▸ PROBLEM
Copy each line below in which the string "logo" occurs.

━━━━━ DATA SUPPLIED

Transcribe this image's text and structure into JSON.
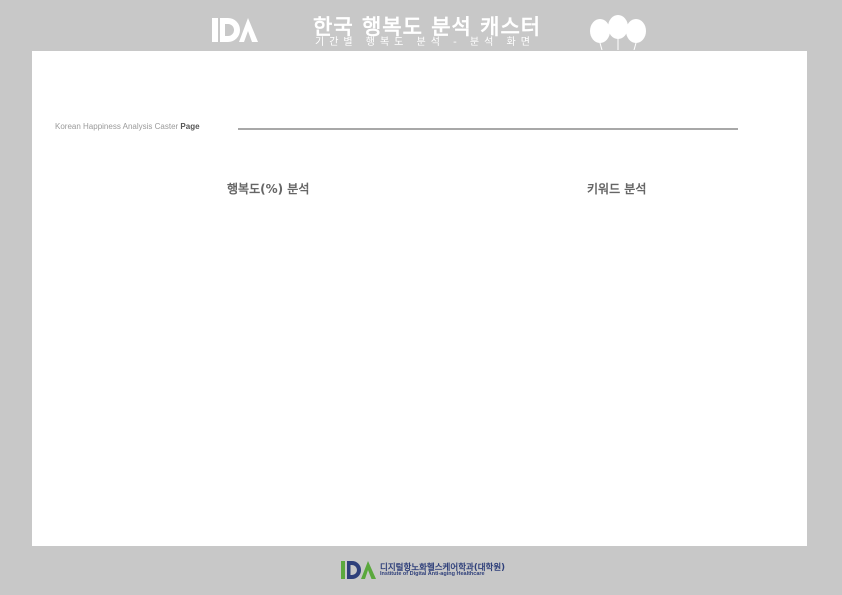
{
  "header": {
    "title": "한국 행복도 분석 캐스터",
    "subtitle": "기간별 행복도 분석 - 분석 화면"
  },
  "page_label": {
    "prefix": "Korean Happiness Analysis Caster",
    "suffix": "Page"
  },
  "sections": {
    "happiness": "행복도(%) 분석",
    "keyword": "키워드 분석"
  },
  "footer": {
    "org_kr": "디지털항노화헬스케어학과(대학원)",
    "org_en": "Institute of Digital Anti-aging Healthcare"
  },
  "colors": {
    "background": "#c8c8c8",
    "panel": "#ffffff",
    "footer_green": "#5aa83c",
    "footer_blue": "#2e3f7a"
  },
  "icons": {
    "header_logo": "ida-logo",
    "balloons": "balloons-icon",
    "footer_logo": "ida-logo-color"
  }
}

━━━━━━━━━━

▸ RESULT FOR THIS TASK
    "header_logo": "ida-logo",
    "footer_logo": "ida-logo-color"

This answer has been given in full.